THE INPUT:
#####

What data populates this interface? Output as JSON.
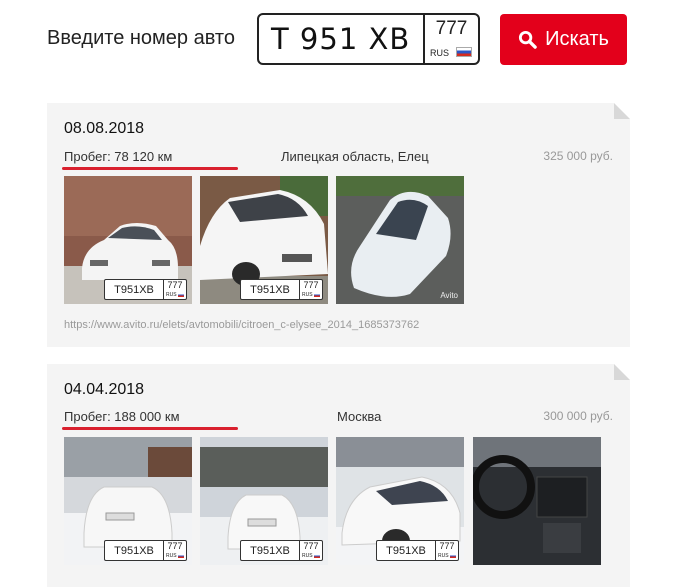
{
  "search": {
    "label": "Введите номер авто",
    "plate_main": "Т 951 ХВ",
    "plate_region": "777",
    "plate_country": "RUS",
    "button_label": "Искать",
    "button_color": "#e3001b"
  },
  "listings": [
    {
      "date": "08.08.2018",
      "mileage": "Пробег: 78 120 км",
      "city": "Липецкая область, Елец",
      "price": "325 000 руб.",
      "url": "https://www.avito.ru/elets/avtomobili/citroen_c-elysee_2014_1685373762",
      "photos": [
        {
          "plate": "Т951ХВ",
          "region": "777",
          "country": "RUS"
        },
        {
          "plate": "Т951ХВ",
          "region": "777",
          "country": "RUS"
        },
        {
          "watermark": "Avito"
        }
      ]
    },
    {
      "date": "04.04.2018",
      "mileage": "Пробег: 188 000 км",
      "city": "Москва",
      "price": "300 000 руб.",
      "photos": [
        {
          "plate": "Т951ХВ",
          "region": "777",
          "country": "RUS"
        },
        {
          "plate": "Т951ХВ",
          "region": "777",
          "country": "RUS"
        },
        {
          "plate": "Т951ХВ",
          "region": "777",
          "country": "RUS"
        },
        {}
      ]
    }
  ],
  "colors": {
    "accent_red": "#d9202e",
    "card_bg": "#f4f4f4"
  }
}
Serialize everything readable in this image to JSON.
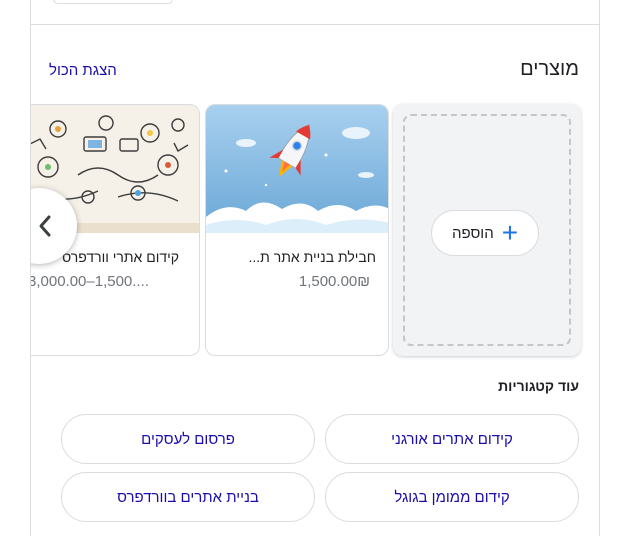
{
  "header": {
    "title": "מוצרים",
    "show_all": "הצגת הכול"
  },
  "add_card": {
    "label": "הוספה",
    "plus": "+"
  },
  "products": [
    {
      "name": "חבילת בניית אתר ת...",
      "price": "1,500.00₪"
    },
    {
      "name": "קידום אתרי וורדפרס",
      "price": "3,000.00–1,500...."
    }
  ],
  "more_categories": {
    "title": "עוד קטגוריות",
    "chips": [
      "קידום אתרים אורגני",
      "פרסום לעסקים",
      "קידום ממומן בגוגל",
      "בניית אתרים בוורדפרס"
    ]
  },
  "icons": {
    "scroll_left": "chevron-left-icon",
    "add": "plus-icon"
  },
  "colors": {
    "link": "#1a0dab",
    "accent": "#1a73e8",
    "muted": "#70757a",
    "border": "#dadce0"
  }
}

#####

GOAL: Reproduce the material above verbatim; omit every picture.

EXERCISE RESPONSE:
What data populates this interface? Output as JSON.
{
  "search": {
    "label": "Введите номер авто",
    "plate_main": "Т 951 ХВ",
    "plate_region": "777",
    "plate_country": "RUS",
    "button_label": "Искать",
    "button_color": "#e3001b"
  },
  "listings": [
    {
      "date": "08.08.2018",
      "mileage": "Пробег: 78 120 км",
      "city": "Липецкая область, Елец",
      "price": "325 000 руб.",
      "url": "https://www.avito.ru/elets/avtomobili/citroen_c-elysee_2014_1685373762",
      "photos": [
        {
          "plate": "Т951ХВ",
          "region": "777",
          "country": "RUS"
        },
        {
          "plate": "Т951ХВ",
          "region": "777",
          "country": "RUS"
        },
        {
          "watermark": "Avito"
        }
      ]
    },
    {
      "date": "04.04.2018",
      "mileage": "Пробег: 188 000 км",
      "city": "Москва",
      "price": "300 000 руб.",
      "photos": [
        {
          "plate": "Т951ХВ",
          "region": "777",
          "country": "RUS"
        },
        {
          "plate": "Т951ХВ",
          "region": "777",
          "country": "RUS"
        },
        {
          "plate": "Т951ХВ",
          "region": "777",
          "country": "RUS"
        },
        {}
      ]
    }
  ],
  "colors": {
    "accent_red": "#d9202e",
    "card_bg": "#f4f4f4"
  }
}
Serialize everything readable in this image to JSON.
{
  "header": {
    "title": "מוצרים",
    "show_all": "הצגת הכול"
  },
  "add_card": {
    "label": "הוספה",
    "plus": "+"
  },
  "products": [
    {
      "name": "חבילת בניית אתר ת...",
      "price": "1,500.00₪"
    },
    {
      "name": "קידום אתרי וורדפרס",
      "price": "3,000.00–1,500...."
    }
  ],
  "more_categories": {
    "title": "עוד קטגוריות",
    "chips": [
      "קידום אתרים אורגני",
      "פרסום לעסקים",
      "קידום ממומן בגוגל",
      "בניית אתרים בוורדפרס"
    ]
  },
  "icons": {
    "scroll_left": "chevron-left-icon",
    "add": "plus-icon"
  },
  "colors": {
    "link": "#1a0dab",
    "accent": "#1a73e8",
    "muted": "#70757a",
    "border": "#dadce0"
  }
}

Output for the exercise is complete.